# Records supplied start

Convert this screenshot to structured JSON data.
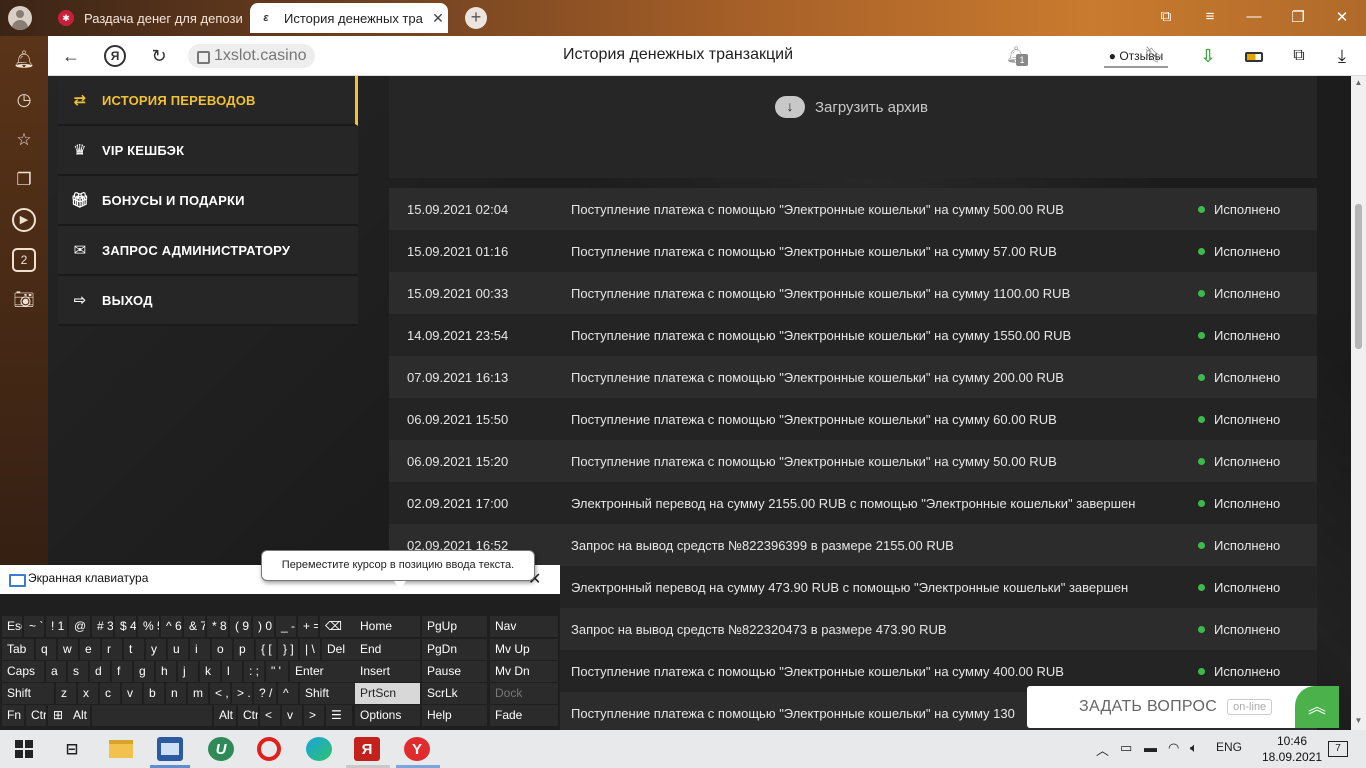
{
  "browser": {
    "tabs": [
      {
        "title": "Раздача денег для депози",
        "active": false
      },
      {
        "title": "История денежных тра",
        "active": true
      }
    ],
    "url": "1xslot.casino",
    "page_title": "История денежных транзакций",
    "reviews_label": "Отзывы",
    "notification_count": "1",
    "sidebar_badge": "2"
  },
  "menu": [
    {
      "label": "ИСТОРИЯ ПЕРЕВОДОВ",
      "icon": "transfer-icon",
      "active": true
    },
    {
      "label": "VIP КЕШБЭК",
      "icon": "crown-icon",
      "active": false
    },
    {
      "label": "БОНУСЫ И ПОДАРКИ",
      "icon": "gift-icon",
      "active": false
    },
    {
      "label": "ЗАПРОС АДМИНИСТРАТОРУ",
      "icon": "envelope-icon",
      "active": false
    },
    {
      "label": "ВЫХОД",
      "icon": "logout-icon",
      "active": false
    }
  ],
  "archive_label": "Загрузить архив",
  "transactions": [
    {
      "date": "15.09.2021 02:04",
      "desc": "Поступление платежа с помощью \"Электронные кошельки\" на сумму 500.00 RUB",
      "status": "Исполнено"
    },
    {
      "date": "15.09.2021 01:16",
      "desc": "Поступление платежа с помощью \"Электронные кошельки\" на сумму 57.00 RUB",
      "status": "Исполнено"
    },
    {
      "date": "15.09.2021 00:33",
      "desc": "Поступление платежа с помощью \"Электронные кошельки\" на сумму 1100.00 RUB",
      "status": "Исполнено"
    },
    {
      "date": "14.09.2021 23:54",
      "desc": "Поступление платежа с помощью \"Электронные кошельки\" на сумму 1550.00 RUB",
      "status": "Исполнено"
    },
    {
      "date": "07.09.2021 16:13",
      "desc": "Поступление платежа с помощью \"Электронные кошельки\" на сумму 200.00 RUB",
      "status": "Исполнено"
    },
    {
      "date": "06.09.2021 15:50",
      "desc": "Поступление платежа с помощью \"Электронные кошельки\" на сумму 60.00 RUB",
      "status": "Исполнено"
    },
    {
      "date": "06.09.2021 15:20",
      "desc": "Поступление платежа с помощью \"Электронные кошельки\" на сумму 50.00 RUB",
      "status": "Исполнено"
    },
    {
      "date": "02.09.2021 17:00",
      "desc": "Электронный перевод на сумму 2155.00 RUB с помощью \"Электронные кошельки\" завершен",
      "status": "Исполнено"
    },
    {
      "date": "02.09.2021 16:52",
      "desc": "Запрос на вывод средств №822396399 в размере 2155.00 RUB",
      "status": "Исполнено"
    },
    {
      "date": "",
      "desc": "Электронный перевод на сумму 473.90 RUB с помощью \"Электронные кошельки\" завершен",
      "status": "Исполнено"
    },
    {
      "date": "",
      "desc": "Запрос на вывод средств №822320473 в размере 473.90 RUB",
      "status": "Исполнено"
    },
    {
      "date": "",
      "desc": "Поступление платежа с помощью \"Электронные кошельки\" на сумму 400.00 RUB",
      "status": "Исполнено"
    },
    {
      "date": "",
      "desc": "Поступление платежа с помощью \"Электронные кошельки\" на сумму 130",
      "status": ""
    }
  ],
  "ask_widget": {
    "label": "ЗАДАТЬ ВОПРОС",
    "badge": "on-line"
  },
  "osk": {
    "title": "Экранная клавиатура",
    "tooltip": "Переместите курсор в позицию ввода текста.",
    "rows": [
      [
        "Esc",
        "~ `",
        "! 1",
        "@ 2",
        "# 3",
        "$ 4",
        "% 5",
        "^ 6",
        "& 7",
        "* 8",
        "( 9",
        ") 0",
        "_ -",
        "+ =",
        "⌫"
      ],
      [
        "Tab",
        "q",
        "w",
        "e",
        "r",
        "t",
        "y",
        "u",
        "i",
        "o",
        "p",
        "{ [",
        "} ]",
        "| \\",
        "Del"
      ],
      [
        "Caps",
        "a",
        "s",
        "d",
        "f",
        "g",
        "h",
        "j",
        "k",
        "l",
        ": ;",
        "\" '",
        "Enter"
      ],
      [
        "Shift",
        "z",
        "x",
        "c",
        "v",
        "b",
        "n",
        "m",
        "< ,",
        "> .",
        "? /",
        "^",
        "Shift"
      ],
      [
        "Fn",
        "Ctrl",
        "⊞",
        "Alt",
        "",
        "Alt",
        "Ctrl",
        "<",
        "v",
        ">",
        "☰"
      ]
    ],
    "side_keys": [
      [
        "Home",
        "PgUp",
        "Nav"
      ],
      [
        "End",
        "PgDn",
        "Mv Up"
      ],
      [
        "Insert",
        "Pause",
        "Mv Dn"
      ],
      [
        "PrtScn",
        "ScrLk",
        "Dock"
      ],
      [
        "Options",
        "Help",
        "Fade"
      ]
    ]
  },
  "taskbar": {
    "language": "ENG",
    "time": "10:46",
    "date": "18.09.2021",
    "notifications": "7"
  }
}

# Records supplied end
# Records supplied start

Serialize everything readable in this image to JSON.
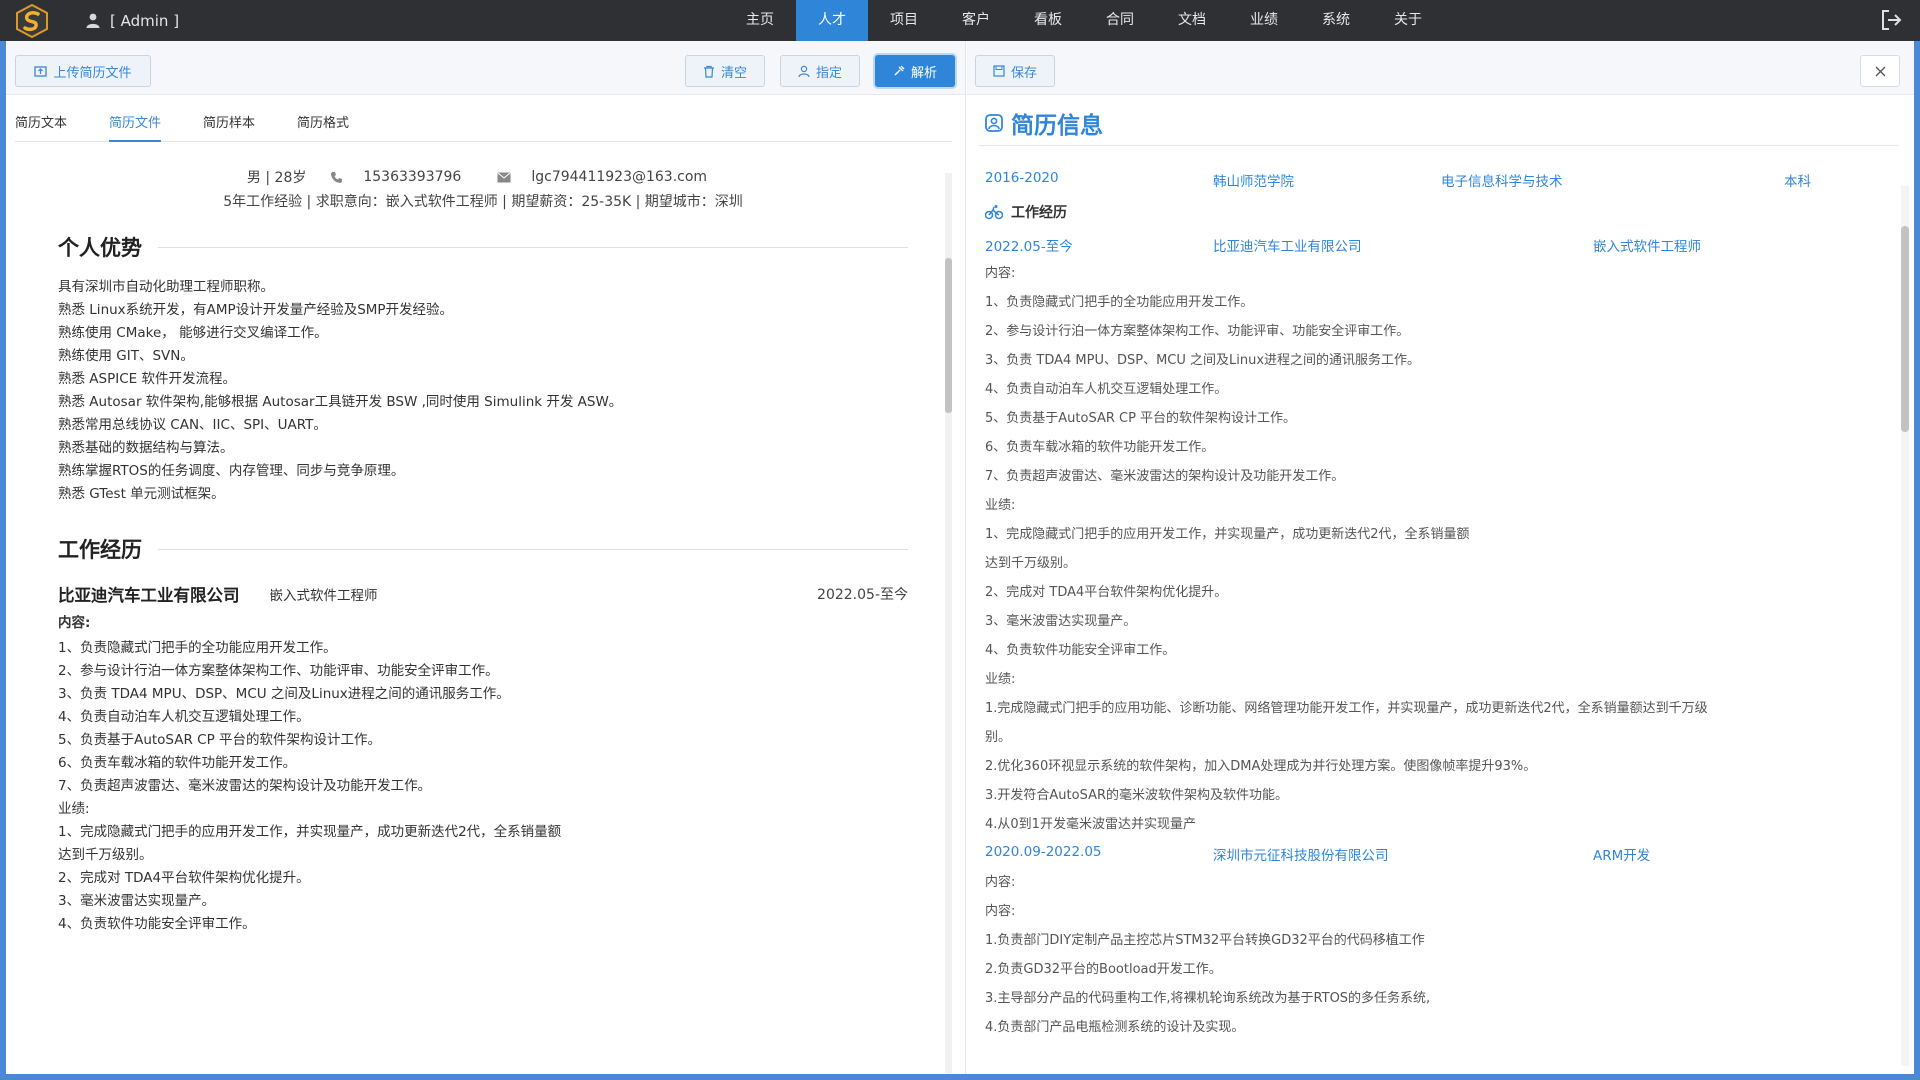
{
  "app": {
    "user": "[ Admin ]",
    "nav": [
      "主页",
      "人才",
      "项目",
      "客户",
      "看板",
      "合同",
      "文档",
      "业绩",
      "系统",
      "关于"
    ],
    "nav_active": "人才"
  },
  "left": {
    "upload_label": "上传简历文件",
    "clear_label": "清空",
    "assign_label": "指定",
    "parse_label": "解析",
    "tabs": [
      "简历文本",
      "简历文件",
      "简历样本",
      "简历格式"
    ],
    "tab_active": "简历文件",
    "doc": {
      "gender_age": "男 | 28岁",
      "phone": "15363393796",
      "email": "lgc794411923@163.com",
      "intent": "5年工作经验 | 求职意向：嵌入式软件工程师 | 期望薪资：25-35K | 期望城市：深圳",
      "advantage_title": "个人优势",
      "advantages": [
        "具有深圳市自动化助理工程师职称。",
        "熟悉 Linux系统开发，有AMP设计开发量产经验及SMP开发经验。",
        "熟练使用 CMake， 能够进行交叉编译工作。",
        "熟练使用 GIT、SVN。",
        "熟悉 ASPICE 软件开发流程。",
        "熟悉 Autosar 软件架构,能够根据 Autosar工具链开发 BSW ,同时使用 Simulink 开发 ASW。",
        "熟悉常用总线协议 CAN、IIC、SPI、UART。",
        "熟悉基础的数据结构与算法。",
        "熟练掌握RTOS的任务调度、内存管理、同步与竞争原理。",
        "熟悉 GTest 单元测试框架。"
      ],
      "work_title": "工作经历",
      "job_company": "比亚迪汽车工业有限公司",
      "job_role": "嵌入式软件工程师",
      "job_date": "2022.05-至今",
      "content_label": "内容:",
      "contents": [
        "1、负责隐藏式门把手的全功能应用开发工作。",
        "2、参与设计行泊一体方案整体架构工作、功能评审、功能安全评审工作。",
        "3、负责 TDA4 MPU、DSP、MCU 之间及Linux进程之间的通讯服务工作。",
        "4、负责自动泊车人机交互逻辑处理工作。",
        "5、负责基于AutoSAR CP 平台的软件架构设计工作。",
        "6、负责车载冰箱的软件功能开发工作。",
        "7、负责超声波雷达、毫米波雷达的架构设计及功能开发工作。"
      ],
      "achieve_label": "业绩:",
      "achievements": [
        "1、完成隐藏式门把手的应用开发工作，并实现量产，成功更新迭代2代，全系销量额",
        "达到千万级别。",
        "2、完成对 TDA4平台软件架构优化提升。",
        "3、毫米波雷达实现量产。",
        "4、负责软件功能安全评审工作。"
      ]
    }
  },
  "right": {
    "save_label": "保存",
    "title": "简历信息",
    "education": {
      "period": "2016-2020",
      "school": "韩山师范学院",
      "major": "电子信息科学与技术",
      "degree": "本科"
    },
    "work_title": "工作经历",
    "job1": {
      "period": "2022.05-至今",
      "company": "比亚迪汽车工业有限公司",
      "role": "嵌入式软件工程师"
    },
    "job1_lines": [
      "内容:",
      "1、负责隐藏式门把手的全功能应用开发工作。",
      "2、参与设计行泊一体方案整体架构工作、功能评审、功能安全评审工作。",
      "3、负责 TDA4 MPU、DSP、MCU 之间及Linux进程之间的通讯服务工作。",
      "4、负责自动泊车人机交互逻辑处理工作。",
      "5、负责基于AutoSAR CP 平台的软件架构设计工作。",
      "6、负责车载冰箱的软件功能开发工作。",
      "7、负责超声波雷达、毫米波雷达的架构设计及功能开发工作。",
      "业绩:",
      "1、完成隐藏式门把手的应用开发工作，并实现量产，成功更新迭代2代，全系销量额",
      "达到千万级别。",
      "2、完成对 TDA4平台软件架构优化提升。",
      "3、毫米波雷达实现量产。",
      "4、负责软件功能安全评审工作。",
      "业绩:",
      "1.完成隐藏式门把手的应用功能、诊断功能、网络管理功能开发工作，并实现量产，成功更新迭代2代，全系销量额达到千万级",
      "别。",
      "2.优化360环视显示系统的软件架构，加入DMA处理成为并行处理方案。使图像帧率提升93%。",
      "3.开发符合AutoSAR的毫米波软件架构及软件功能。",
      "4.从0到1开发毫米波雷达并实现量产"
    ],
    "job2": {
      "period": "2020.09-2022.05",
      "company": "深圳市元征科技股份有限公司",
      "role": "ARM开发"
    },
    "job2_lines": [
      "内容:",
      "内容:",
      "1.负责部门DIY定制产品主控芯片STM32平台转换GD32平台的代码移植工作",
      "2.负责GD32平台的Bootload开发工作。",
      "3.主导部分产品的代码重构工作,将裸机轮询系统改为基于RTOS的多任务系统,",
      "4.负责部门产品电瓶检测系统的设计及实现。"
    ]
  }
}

# Records supplied end

Report only a number: how many lines in the material above contain the string "之间及Linux进程之间的通讯服务工作".

2